Image-based layout entries
+-------+
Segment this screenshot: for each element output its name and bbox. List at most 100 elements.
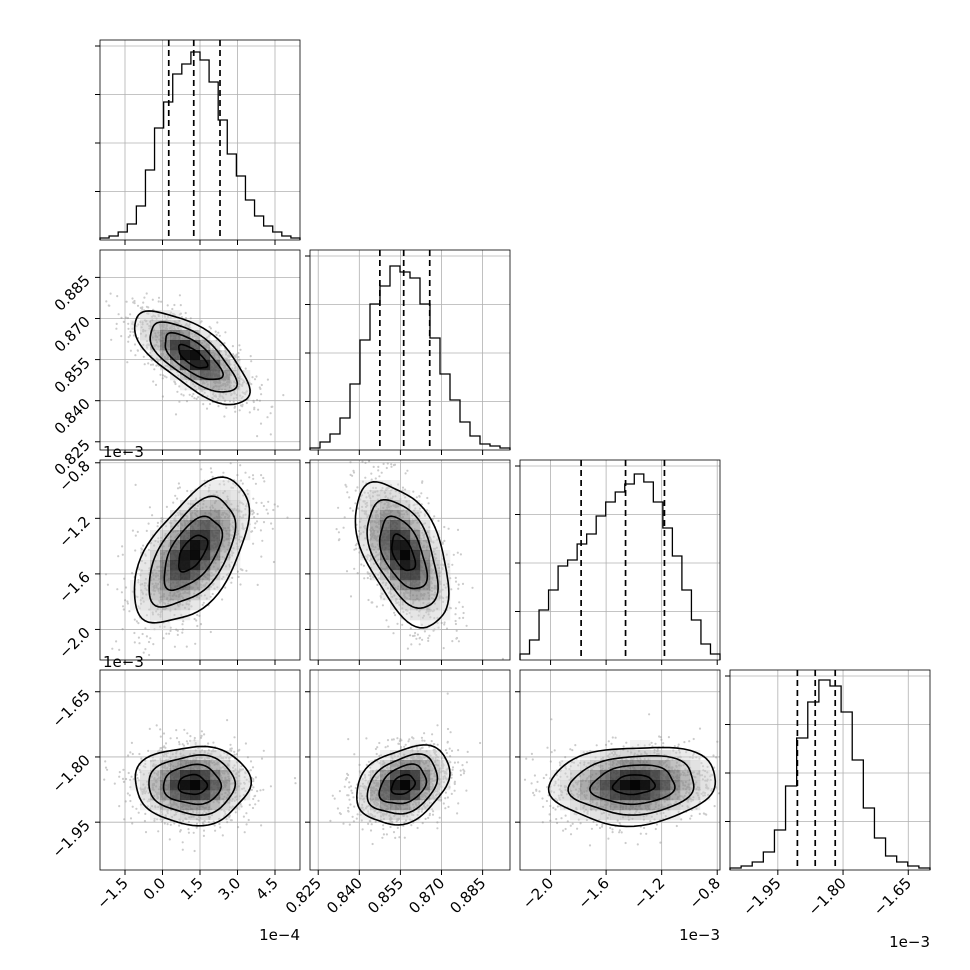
contour-line <box>164 331 225 381</box>
density-cell <box>640 770 651 781</box>
x-tick-label: −1.65 <box>870 874 915 919</box>
density-cell <box>570 770 581 781</box>
density-cell <box>180 770 191 781</box>
density-cell <box>360 490 371 501</box>
density-cell <box>600 800 611 811</box>
density-cell <box>150 790 161 801</box>
density-cell <box>390 510 401 521</box>
density-cell <box>430 530 441 541</box>
density-cell <box>150 750 161 761</box>
density-cell <box>230 790 241 801</box>
panel-frame <box>519 669 721 871</box>
density-cell <box>420 520 431 531</box>
density-cell <box>420 510 431 521</box>
density-cell <box>170 780 181 791</box>
x-offset-label: 1e−4 <box>259 926 300 944</box>
density-cell <box>420 610 431 621</box>
density-cell <box>640 800 651 811</box>
density-cell <box>240 510 251 521</box>
joint-panel-2-0 <box>99 459 301 661</box>
density-cell <box>210 810 221 821</box>
density-cell <box>680 790 691 801</box>
histogram-step <box>309 265 511 450</box>
density-cell <box>180 330 191 341</box>
hist-panel-1 <box>305 249 511 451</box>
y-tick-label: −1.65 <box>49 686 94 731</box>
density-cell <box>380 770 391 781</box>
density-cell <box>170 340 181 351</box>
density-cell <box>430 580 441 591</box>
density-cell <box>170 330 181 341</box>
density-cell <box>670 790 681 801</box>
density-cell <box>370 550 381 561</box>
density-cell <box>150 310 161 321</box>
density-cell <box>430 750 441 761</box>
density-cell <box>170 530 181 541</box>
density-cell <box>410 770 421 781</box>
density-cell <box>140 580 151 591</box>
density-cell <box>430 600 441 611</box>
panel-frame <box>729 669 931 871</box>
x-tick-label: −1.6 <box>574 874 612 912</box>
density-cell <box>240 500 251 511</box>
density-cell <box>400 590 411 601</box>
density-cell <box>190 540 201 551</box>
density-cell <box>230 540 241 551</box>
density-cell <box>650 790 661 801</box>
density-cell <box>180 560 191 571</box>
density-cell <box>230 550 241 561</box>
density-cell <box>400 520 411 531</box>
y-tick-label: −1.80 <box>49 751 94 796</box>
density-cell <box>620 750 631 761</box>
density-cell <box>190 360 201 371</box>
density-cell <box>360 790 371 801</box>
density-cell <box>180 780 191 791</box>
panel-frame <box>309 249 511 451</box>
x-tick-label: −1.5 <box>93 874 131 912</box>
density-cell <box>160 320 171 331</box>
density-cell <box>180 590 191 601</box>
density-cell <box>140 780 151 791</box>
density-cell <box>200 480 211 491</box>
contour-line <box>378 763 428 805</box>
density-cell <box>660 780 671 791</box>
x-tick-label: 1.5 <box>177 874 207 904</box>
density-cell <box>230 360 241 371</box>
density-cell <box>140 610 151 621</box>
density-cell <box>440 610 451 621</box>
y-tick-label: −1.6 <box>55 568 93 606</box>
contour-line <box>378 515 429 590</box>
x-tick-label: 3.0 <box>215 874 245 904</box>
density-cell <box>680 750 691 761</box>
panel-bg <box>730 670 930 870</box>
contour-line <box>366 499 439 610</box>
density-cell <box>200 380 211 391</box>
density-cell <box>430 590 441 601</box>
density-cell <box>200 530 211 541</box>
density-cell <box>410 610 421 621</box>
density-cell <box>420 790 431 801</box>
density-cell <box>160 600 171 611</box>
contour-line <box>148 754 237 817</box>
density-cell <box>170 800 181 811</box>
panel-bg <box>520 460 720 660</box>
density-cell <box>690 780 701 791</box>
density-cell <box>660 760 671 771</box>
density-cell <box>160 350 171 361</box>
y-tick-label: 0.885 <box>51 271 94 314</box>
density-cell <box>560 780 571 791</box>
x-tick-label: −1.2 <box>630 874 668 912</box>
density-cell <box>140 340 151 351</box>
contour-line <box>611 774 657 796</box>
density-cell <box>220 810 231 821</box>
density-cell <box>610 760 621 771</box>
density-cell <box>690 790 701 801</box>
density-cell <box>150 800 161 811</box>
density-cell <box>180 810 191 821</box>
density-cell <box>610 800 621 811</box>
x-tick-label: 0.825 <box>282 874 325 917</box>
y-tick-label: −1.2 <box>55 512 93 550</box>
density-cell <box>400 610 411 621</box>
density-cell <box>370 780 381 791</box>
density-cell <box>210 360 221 371</box>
+-------+
*SHORT EXERCISE*.
Convert every line of the entries above into a Markdown table with the columns "No." and "Line", numbering the rows and skipping blank lines. Omit the pictures from the table.

*RESULT*.
| No. | Line |
|---|---|
| 1 | Segment this screenshot: for each element output its name and bbox. List at most 100 elements. |
| 2 | contour-line <box>164 331 225 381</box> |
| 3 | density-cell <box>640 770 651 781</box> |
| 4 | x-tick-label: −1.65 <box>870 874 915 919</box> |
| 5 | density-cell <box>570 770 581 781</box> |
| 6 | density-cell <box>180 770 191 781</box> |
| 7 | density-cell <box>360 490 371 501</box> |
| 8 | density-cell <box>600 800 611 811</box> |
| 9 | density-cell <box>150 790 161 801</box> |
| 10 | density-cell <box>390 510 401 521</box> |
| 11 | density-cell <box>430 530 441 541</box> |
| 12 | density-cell <box>150 750 161 761</box> |
| 13 | density-cell <box>230 790 241 801</box> |
| 14 | panel-frame <box>519 669 721 871</box> |
| 15 | density-cell <box>420 520 431 531</box> |
| 16 | density-cell <box>420 510 431 521</box> |
| 17 | density-cell <box>170 780 181 791</box> |
| 18 | x-offset-label: 1e−4 <box>259 926 300 944</box> |
| 19 | density-cell <box>420 610 431 621</box> |
| 20 | density-cell <box>640 800 651 811</box> |
| 21 | density-cell <box>240 510 251 521</box> |
| 22 | joint-panel-2-0 <box>99 459 301 661</box> |
| 23 | density-cell <box>210 810 221 821</box> |
| 24 | density-cell <box>680 790 691 801</box> |
| 25 | histogram-step <box>309 265 511 450</box> |
| 26 | density-cell <box>180 330 191 341</box> |
| 27 | hist-panel-1 <box>305 249 511 451</box> |
| 28 | y-tick-label: −1.65 <box>49 686 94 731</box> |
| 29 | density-cell <box>380 770 391 781</box> |
| 30 | density-cell <box>170 340 181 351</box> |
| 31 | density-cell <box>430 580 441 591</box> |
| 32 | density-cell <box>170 330 181 341</box> |
| 33 | density-cell <box>670 790 681 801</box> |
| 34 | density-cell <box>370 550 381 561</box> |
| 35 | density-cell <box>150 310 161 321</box> |
| 36 | density-cell <box>430 750 441 761</box> |
| 37 | density-cell <box>170 530 181 541</box> |
| 38 | density-cell <box>410 770 421 781</box> |
| 39 | density-cell <box>140 580 151 591</box> |
| 40 | density-cell <box>430 600 441 611</box> |
| 41 | panel-frame <box>729 669 931 871</box> |
| 42 | x-tick-label: −1.6 <box>574 874 612 912</box> |
| 43 | density-cell <box>240 500 251 511</box> |
| 44 | density-cell <box>400 590 411 601</box> |
| 45 | density-cell <box>190 540 201 551</box> |
| 46 | density-cell <box>230 540 241 551</box> |
| 47 | density-cell <box>650 790 661 801</box> |
| 48 | density-cell <box>180 560 191 571</box> |
| 49 | density-cell <box>230 550 241 561</box> |
| 50 | density-cell <box>400 520 411 531</box> |
| 51 | y-tick-label: −1.80 <box>49 751 94 796</box> |
| 52 | density-cell <box>620 750 631 761</box> |
| 53 | density-cell <box>190 360 201 371</box> |
| 54 | density-cell <box>360 790 371 801</box> |
| 55 | density-cell <box>180 780 191 791</box> |
| 56 | panel-frame <box>309 249 511 451</box> |
| 57 | x-tick-label: −1.5 <box>93 874 131 912</box> |
| 58 | density-cell <box>160 320 171 331</box> |
| 59 | density-cell <box>180 590 191 601</box> |
| 60 | density-cell <box>140 780 151 791</box> |
| 61 | density-cell <box>200 480 211 491</box> |
| 62 | contour-line <box>378 763 428 805</box> |
| 63 | density-cell <box>660 780 671 791</box> |
| 64 | x-tick-label: 1.5 <box>177 874 207 904</box> |
| 65 | density-cell <box>230 360 241 371</box> |
| 66 | density-cell <box>140 610 151 621</box> |
| 67 | density-cell <box>440 610 451 621</box> |
| 68 | y-tick-label: −1.6 <box>55 568 93 606</box> |
| 69 | contour-line <box>378 515 429 590</box> |
| 70 | x-tick-label: 3.0 <box>215 874 245 904</box> |
| 71 | density-cell <box>680 750 691 761</box> |
| 72 | panel-bg <box>730 670 930 870</box> |
| 73 | contour-line <box>366 499 439 610</box> |
| 74 | density-cell <box>200 380 211 391</box> |
| 75 | density-cell <box>430 590 441 601</box> |
| 76 | density-cell <box>200 530 211 541</box> |
| 77 | density-cell <box>410 610 421 621</box> |
| 78 | density-cell <box>420 790 431 801</box> |
| 79 | density-cell <box>160 600 171 611</box> |
| 80 | contour-line <box>148 754 237 817</box> |
| 81 | density-cell <box>170 800 181 811</box> |
| 82 | panel-bg <box>520 460 720 660</box> |
| 83 | density-cell <box>690 780 701 791</box> |
| 84 | density-cell <box>660 760 671 771</box> |
| 85 | density-cell <box>160 350 171 361</box> |
| 86 | y-tick-label: 0.885 <box>51 271 94 314</box> |
| 87 | density-cell <box>560 780 571 791</box> |
| 88 | x-tick-label: −1.2 <box>630 874 668 912</box> |
| 89 | density-cell <box>140 340 151 351</box> |
| 90 | contour-line <box>611 774 657 796</box> |
| 91 | density-cell <box>220 810 231 821</box> |
| 92 | density-cell <box>610 760 621 771</box> |
| 93 | density-cell <box>690 790 701 801</box> |
| 94 | density-cell <box>150 800 161 811</box> |
| 95 | density-cell <box>180 810 191 821</box> |
| 96 | density-cell <box>610 800 621 811</box> |
| 97 | x-tick-label: 0.825 <box>282 874 325 917</box> |
| 98 | y-tick-label: −1.2 <box>55 512 93 550</box> |
| 99 | density-cell <box>400 610 411 621</box> |
| 100 | density-cell <box>370 780 381 791</box> |
| 101 | density-cell <box>210 360 221 371</box> |